● Challenge
Copy verbatim everything in the material from the line containing "cell-r4c4[interactable] bbox=[51, 51, 67, 67]" down to the line containing "cell-r2c9[interactable] bbox=[132, 18, 148, 34]", including both of those lines.

>> start Material

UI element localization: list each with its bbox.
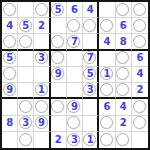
cell-r4c4[interactable] bbox=[51, 51, 67, 67]
cell-r7c2[interactable] bbox=[18, 99, 34, 115]
given-digit: 9 bbox=[38, 118, 45, 128]
cell-r4c9[interactable]: 6 bbox=[132, 51, 148, 67]
cell-r7c4[interactable] bbox=[51, 99, 67, 115]
cell-r2c7[interactable] bbox=[99, 18, 115, 34]
cell-r6c6[interactable]: 3 bbox=[83, 83, 99, 99]
cell-r1c5[interactable]: 6 bbox=[67, 2, 83, 18]
odd-cell-circle bbox=[35, 100, 48, 113]
given-digit: 7 bbox=[71, 37, 78, 47]
cell-r9c5[interactable]: 3 bbox=[67, 132, 83, 148]
cell-r2c2[interactable]: 5 bbox=[18, 18, 34, 34]
cell-r9c8[interactable] bbox=[116, 132, 132, 148]
cell-r3c7[interactable]: 4 bbox=[99, 34, 115, 50]
given-digit: 9 bbox=[6, 85, 13, 95]
cell-r9c3[interactable] bbox=[34, 132, 50, 148]
odd-cell-circle bbox=[67, 116, 80, 129]
cell-r9c1[interactable] bbox=[2, 132, 18, 148]
cell-r2c9[interactable] bbox=[132, 18, 148, 34]
cell-r3c1[interactable] bbox=[2, 34, 18, 50]
cell-r3c4[interactable] bbox=[51, 34, 67, 50]
given-digit: 9 bbox=[55, 69, 62, 79]
given-digit: 4 bbox=[136, 69, 143, 79]
odd-cell-circle bbox=[100, 83, 113, 96]
given-digit: 4 bbox=[120, 102, 127, 112]
cell-r7c8[interactable]: 4 bbox=[116, 99, 132, 115]
given-digit: 5 bbox=[55, 5, 62, 15]
cell-r9c2[interactable] bbox=[18, 132, 34, 148]
cell-r5c9[interactable]: 4 bbox=[132, 67, 148, 83]
odd-cell-circle bbox=[116, 51, 129, 64]
given-digit: 4 bbox=[87, 5, 94, 15]
odd-cell-circle bbox=[133, 35, 146, 48]
odd-cell-circle bbox=[100, 133, 113, 146]
cell-r4c8[interactable] bbox=[116, 51, 132, 67]
cell-r4c5[interactable] bbox=[67, 51, 83, 67]
cell-r7c7[interactable]: 6 bbox=[99, 99, 115, 115]
odd-cell-circle bbox=[116, 3, 129, 16]
cell-r4c1[interactable]: 5 bbox=[2, 51, 18, 67]
given-digit: 2 bbox=[136, 85, 143, 95]
given-digit: 2 bbox=[55, 135, 62, 145]
cell-r9c6[interactable]: 1 bbox=[83, 132, 99, 148]
cell-r7c1[interactable] bbox=[2, 99, 18, 115]
cell-r8c8[interactable]: 2 bbox=[116, 116, 132, 132]
odd-cell-circle bbox=[3, 3, 16, 16]
odd-cell-circle bbox=[83, 19, 96, 32]
cell-r8c7[interactable] bbox=[99, 116, 115, 132]
odd-cell-circle bbox=[19, 133, 32, 146]
given-digit: 6 bbox=[120, 21, 127, 31]
cell-r7c3[interactable] bbox=[34, 99, 50, 115]
cell-r5c1[interactable] bbox=[2, 67, 18, 83]
given-digit: 6 bbox=[103, 102, 110, 112]
cell-r4c7[interactable] bbox=[99, 51, 115, 67]
cell-r5c7[interactable]: 1 bbox=[99, 67, 115, 83]
given-digit: 3 bbox=[87, 85, 94, 95]
cell-r5c5[interactable] bbox=[67, 67, 83, 83]
cell-r8c3[interactable]: 9 bbox=[34, 116, 50, 132]
given-digit: 3 bbox=[38, 53, 45, 63]
cell-r7c5[interactable]: 9 bbox=[67, 99, 83, 115]
cell-r9c4[interactable]: 2 bbox=[51, 132, 67, 148]
cell-r8c1[interactable]: 8 bbox=[2, 116, 18, 132]
given-digit: 3 bbox=[22, 118, 29, 128]
odd-cell-circle bbox=[19, 35, 32, 48]
cell-r6c2[interactable] bbox=[18, 83, 34, 99]
cell-r5c6[interactable]: 5 bbox=[83, 67, 99, 83]
given-digit: 5 bbox=[87, 69, 94, 79]
odd-cell-circle bbox=[51, 35, 64, 48]
cell-r4c3[interactable]: 3 bbox=[34, 51, 50, 67]
given-digit: 1 bbox=[38, 85, 45, 95]
given-digit: 6 bbox=[71, 5, 78, 15]
cell-r6c7[interactable] bbox=[99, 83, 115, 99]
cell-r4c6[interactable]: 7 bbox=[83, 51, 99, 67]
cell-r5c4[interactable]: 9 bbox=[51, 67, 67, 83]
cell-r1c9[interactable] bbox=[132, 2, 148, 18]
cell-r6c1[interactable]: 9 bbox=[2, 83, 18, 99]
cell-r3c8[interactable]: 8 bbox=[116, 34, 132, 50]
odd-cell-circle bbox=[133, 19, 146, 32]
cell-r6c8[interactable] bbox=[116, 83, 132, 99]
odd-cell-circle bbox=[67, 19, 80, 32]
cell-r8c2[interactable]: 3 bbox=[18, 116, 34, 132]
cell-r8c9[interactable] bbox=[132, 116, 148, 132]
cell-r1c2[interactable] bbox=[18, 2, 34, 18]
cell-r6c3[interactable]: 1 bbox=[34, 83, 50, 99]
odd-cell-circle bbox=[35, 3, 48, 16]
cell-r2c4[interactable] bbox=[51, 18, 67, 34]
odd-cell-circle bbox=[133, 3, 146, 16]
cell-r3c6[interactable] bbox=[83, 34, 99, 50]
cell-r6c5[interactable] bbox=[67, 83, 83, 99]
given-digit: 5 bbox=[6, 53, 13, 63]
odd-cell-circle bbox=[19, 100, 32, 113]
cell-r5c2[interactable] bbox=[18, 67, 34, 83]
odd-cell-circle bbox=[51, 100, 64, 113]
odd-cell-circle bbox=[116, 67, 129, 80]
cell-r4c2[interactable] bbox=[18, 51, 34, 67]
cell-r5c8[interactable] bbox=[116, 67, 132, 83]
cell-r8c4[interactable] bbox=[51, 116, 67, 132]
cell-r1c4[interactable]: 5 bbox=[51, 2, 67, 18]
odd-cell-circle bbox=[100, 19, 113, 32]
cell-r6c9[interactable]: 2 bbox=[132, 83, 148, 99]
cell-r8c6[interactable] bbox=[83, 116, 99, 132]
cell-r2c8[interactable]: 6 bbox=[116, 18, 132, 34]
cell-r6c4[interactable] bbox=[51, 83, 67, 99]
odd-cell-circle bbox=[100, 116, 113, 129]
cell-r7c9[interactable] bbox=[132, 99, 148, 115]
cell-r1c3[interactable] bbox=[34, 2, 50, 18]
cell-r9c7[interactable] bbox=[99, 132, 115, 148]
given-digit: 1 bbox=[103, 69, 110, 79]
cell-r3c2[interactable] bbox=[18, 34, 34, 50]
cell-r2c1[interactable]: 4 bbox=[2, 18, 18, 34]
cell-r2c3[interactable]: 2 bbox=[34, 18, 50, 34]
given-digit: 8 bbox=[120, 37, 127, 47]
odd-cell-circle bbox=[133, 100, 146, 113]
cell-r2c6[interactable] bbox=[83, 18, 99, 34]
odd-cell-circle bbox=[116, 133, 129, 146]
given-digit: 6 bbox=[136, 53, 143, 63]
given-digit: 8 bbox=[6, 118, 13, 128]
odd-cell-circle bbox=[3, 35, 16, 48]
cell-r2c5[interactable] bbox=[67, 18, 83, 34]
given-digit: 7 bbox=[87, 53, 94, 63]
cell-r1c1[interactable] bbox=[2, 2, 18, 18]
cell-r5c3[interactable] bbox=[34, 67, 50, 83]
odd-cell-circle bbox=[133, 116, 146, 129]
cell-r1c8[interactable] bbox=[116, 2, 132, 18]
cell-r7c6[interactable] bbox=[83, 99, 99, 115]
given-digit: 4 bbox=[6, 21, 13, 31]
given-digit: 2 bbox=[38, 21, 45, 31]
given-digit: 3 bbox=[71, 135, 78, 145]
odd-cell-circle bbox=[3, 67, 16, 80]
odd-cell-circle bbox=[116, 83, 129, 96]
given-digit: 2 bbox=[120, 118, 127, 128]
sudoku-board: 56445267485376951491329648392231 bbox=[0, 0, 150, 150]
odd-cell-circle bbox=[51, 51, 64, 64]
cell-r3c9[interactable] bbox=[132, 34, 148, 50]
given-digit: 1 bbox=[87, 135, 94, 145]
cell-r9c9[interactable] bbox=[132, 132, 148, 148]
cell-r1c6[interactable]: 4 bbox=[83, 2, 99, 18]
cell-r1c7[interactable] bbox=[99, 2, 115, 18]
given-digit: 9 bbox=[71, 102, 78, 112]
cell-r3c3[interactable] bbox=[34, 34, 50, 50]
given-digit: 5 bbox=[22, 21, 29, 31]
given-digit: 4 bbox=[103, 37, 110, 47]
cell-r3c5[interactable]: 7 bbox=[67, 34, 83, 50]
cell-r8c5[interactable] bbox=[67, 116, 83, 132]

>> end Material

● Output of the exercise
cell-r4c4[interactable] bbox=[51, 51, 67, 67]
cell-r7c2[interactable] bbox=[18, 99, 34, 115]
given-digit: 9 bbox=[38, 118, 45, 128]
cell-r4c9[interactable]: 6 bbox=[132, 51, 148, 67]
cell-r7c4[interactable] bbox=[51, 99, 67, 115]
cell-r2c7[interactable] bbox=[99, 18, 115, 34]
cell-r6c6[interactable]: 3 bbox=[83, 83, 99, 99]
cell-r1c5[interactable]: 6 bbox=[67, 2, 83, 18]
odd-cell-circle bbox=[35, 100, 48, 113]
given-digit: 7 bbox=[71, 37, 78, 47]
cell-r9c5[interactable]: 3 bbox=[67, 132, 83, 148]
cell-r2c2[interactable]: 5 bbox=[18, 18, 34, 34]
cell-r9c8[interactable] bbox=[116, 132, 132, 148]
cell-r3c7[interactable]: 4 bbox=[99, 34, 115, 50]
given-digit: 9 bbox=[6, 85, 13, 95]
cell-r9c3[interactable] bbox=[34, 132, 50, 148]
odd-cell-circle bbox=[67, 116, 80, 129]
cell-r9c1[interactable] bbox=[2, 132, 18, 148]
cell-r2c9[interactable] bbox=[132, 18, 148, 34]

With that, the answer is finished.